Exercise input:
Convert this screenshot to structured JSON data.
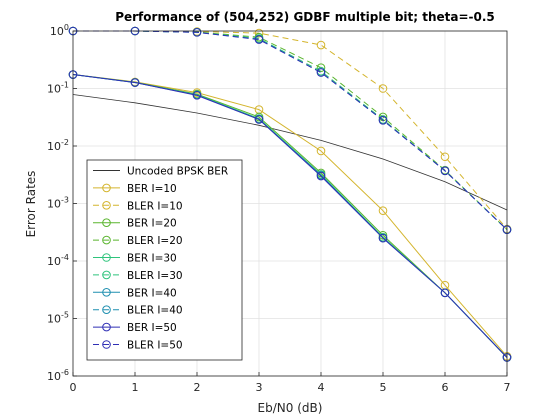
{
  "chart_data": {
    "type": "line",
    "title": "Performance of (504,252) GDBF multiple bit; theta=-0.5",
    "xlabel": "Eb/N0 (dB)",
    "ylabel": "Error Rates",
    "x": [
      0,
      1,
      2,
      3,
      4,
      5,
      6,
      7
    ],
    "xlim": [
      0,
      7
    ],
    "ylim": [
      1e-06,
      1
    ],
    "yscale": "log",
    "grid": true,
    "legend_position": "bottom-left",
    "x_tick_labels": [
      "0",
      "1",
      "2",
      "3",
      "4",
      "5",
      "6",
      "7"
    ],
    "y_tick_labels": [
      {
        "base": "10",
        "exp": "0"
      },
      {
        "base": "10",
        "exp": "-1"
      },
      {
        "base": "10",
        "exp": "-2"
      },
      {
        "base": "10",
        "exp": "-3"
      },
      {
        "base": "10",
        "exp": "-4"
      },
      {
        "base": "10",
        "exp": "-5"
      },
      {
        "base": "10",
        "exp": "-6"
      }
    ],
    "series": [
      {
        "name": "Uncoded BPSK BER",
        "color": "#333333",
        "dash": false,
        "marker": false,
        "values": [
          0.0786,
          0.0563,
          0.0375,
          0.0229,
          0.0125,
          0.00595,
          0.00239,
          0.00077
        ]
      },
      {
        "name": "BER I=10",
        "color": "#d4b52e",
        "dash": false,
        "marker": true,
        "values": [
          0.175,
          0.13,
          0.085,
          0.043,
          0.0082,
          0.00075,
          3.8e-05,
          2.2e-06
        ]
      },
      {
        "name": "BLER I=10",
        "color": "#d4b52e",
        "dash": true,
        "marker": true,
        "values": [
          1.0,
          1.0,
          0.98,
          0.92,
          0.57,
          0.1,
          0.0065,
          0.00036
        ]
      },
      {
        "name": "BER I=20",
        "color": "#5ab52e",
        "dash": false,
        "marker": true,
        "values": [
          0.175,
          0.128,
          0.08,
          0.032,
          0.0034,
          0.00028,
          2.8e-05,
          2.1e-06
        ]
      },
      {
        "name": "BLER I=20",
        "color": "#5ab52e",
        "dash": true,
        "marker": true,
        "values": [
          1.0,
          1.0,
          0.96,
          0.78,
          0.23,
          0.032,
          0.0038,
          0.00035
        ]
      },
      {
        "name": "BER I=30",
        "color": "#2ec47c",
        "dash": false,
        "marker": true,
        "values": [
          0.175,
          0.127,
          0.078,
          0.03,
          0.0032,
          0.00026,
          2.8e-05,
          2.1e-06
        ]
      },
      {
        "name": "BLER I=30",
        "color": "#2ec47c",
        "dash": true,
        "marker": true,
        "values": [
          1.0,
          1.0,
          0.95,
          0.74,
          0.2,
          0.029,
          0.0037,
          0.00035
        ]
      },
      {
        "name": "BER I=40",
        "color": "#1f8fb0",
        "dash": false,
        "marker": true,
        "values": [
          0.175,
          0.127,
          0.077,
          0.029,
          0.0031,
          0.00025,
          2.8e-05,
          2.1e-06
        ]
      },
      {
        "name": "BLER I=40",
        "color": "#1f8fb0",
        "dash": true,
        "marker": true,
        "values": [
          1.0,
          1.0,
          0.95,
          0.72,
          0.19,
          0.028,
          0.0037,
          0.00035
        ]
      },
      {
        "name": "BER I=50",
        "color": "#2f2fb5",
        "dash": false,
        "marker": true,
        "values": [
          0.175,
          0.127,
          0.076,
          0.029,
          0.003,
          0.00025,
          2.8e-05,
          2.1e-06
        ]
      },
      {
        "name": "BLER I=50",
        "color": "#2f2fb5",
        "dash": true,
        "marker": true,
        "values": [
          1.0,
          1.0,
          0.95,
          0.71,
          0.19,
          0.028,
          0.0037,
          0.00035
        ]
      }
    ]
  }
}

Request: Copy every record character for character. Skip the pictures.

Response to the exercise:
Convert this screenshot to structured JSON data.
{
  "chart_data": {
    "type": "line",
    "title": "Performance of (504,252) GDBF multiple bit; theta=-0.5",
    "xlabel": "Eb/N0 (dB)",
    "ylabel": "Error Rates",
    "x": [
      0,
      1,
      2,
      3,
      4,
      5,
      6,
      7
    ],
    "xlim": [
      0,
      7
    ],
    "ylim": [
      1e-06,
      1
    ],
    "yscale": "log",
    "grid": true,
    "legend_position": "bottom-left",
    "x_tick_labels": [
      "0",
      "1",
      "2",
      "3",
      "4",
      "5",
      "6",
      "7"
    ],
    "y_tick_labels": [
      {
        "base": "10",
        "exp": "0"
      },
      {
        "base": "10",
        "exp": "-1"
      },
      {
        "base": "10",
        "exp": "-2"
      },
      {
        "base": "10",
        "exp": "-3"
      },
      {
        "base": "10",
        "exp": "-4"
      },
      {
        "base": "10",
        "exp": "-5"
      },
      {
        "base": "10",
        "exp": "-6"
      }
    ],
    "series": [
      {
        "name": "Uncoded BPSK BER",
        "color": "#333333",
        "dash": false,
        "marker": false,
        "values": [
          0.0786,
          0.0563,
          0.0375,
          0.0229,
          0.0125,
          0.00595,
          0.00239,
          0.00077
        ]
      },
      {
        "name": "BER I=10",
        "color": "#d4b52e",
        "dash": false,
        "marker": true,
        "values": [
          0.175,
          0.13,
          0.085,
          0.043,
          0.0082,
          0.00075,
          3.8e-05,
          2.2e-06
        ]
      },
      {
        "name": "BLER I=10",
        "color": "#d4b52e",
        "dash": true,
        "marker": true,
        "values": [
          1.0,
          1.0,
          0.98,
          0.92,
          0.57,
          0.1,
          0.0065,
          0.00036
        ]
      },
      {
        "name": "BER I=20",
        "color": "#5ab52e",
        "dash": false,
        "marker": true,
        "values": [
          0.175,
          0.128,
          0.08,
          0.032,
          0.0034,
          0.00028,
          2.8e-05,
          2.1e-06
        ]
      },
      {
        "name": "BLER I=20",
        "color": "#5ab52e",
        "dash": true,
        "marker": true,
        "values": [
          1.0,
          1.0,
          0.96,
          0.78,
          0.23,
          0.032,
          0.0038,
          0.00035
        ]
      },
      {
        "name": "BER I=30",
        "color": "#2ec47c",
        "dash": false,
        "marker": true,
        "values": [
          0.175,
          0.127,
          0.078,
          0.03,
          0.0032,
          0.00026,
          2.8e-05,
          2.1e-06
        ]
      },
      {
        "name": "BLER I=30",
        "color": "#2ec47c",
        "dash": true,
        "marker": true,
        "values": [
          1.0,
          1.0,
          0.95,
          0.74,
          0.2,
          0.029,
          0.0037,
          0.00035
        ]
      },
      {
        "name": "BER I=40",
        "color": "#1f8fb0",
        "dash": false,
        "marker": true,
        "values": [
          0.175,
          0.127,
          0.077,
          0.029,
          0.0031,
          0.00025,
          2.8e-05,
          2.1e-06
        ]
      },
      {
        "name": "BLER I=40",
        "color": "#1f8fb0",
        "dash": true,
        "marker": true,
        "values": [
          1.0,
          1.0,
          0.95,
          0.72,
          0.19,
          0.028,
          0.0037,
          0.00035
        ]
      },
      {
        "name": "BER I=50",
        "color": "#2f2fb5",
        "dash": false,
        "marker": true,
        "values": [
          0.175,
          0.127,
          0.076,
          0.029,
          0.003,
          0.00025,
          2.8e-05,
          2.1e-06
        ]
      },
      {
        "name": "BLER I=50",
        "color": "#2f2fb5",
        "dash": true,
        "marker": true,
        "values": [
          1.0,
          1.0,
          0.95,
          0.71,
          0.19,
          0.028,
          0.0037,
          0.00035
        ]
      }
    ]
  }
}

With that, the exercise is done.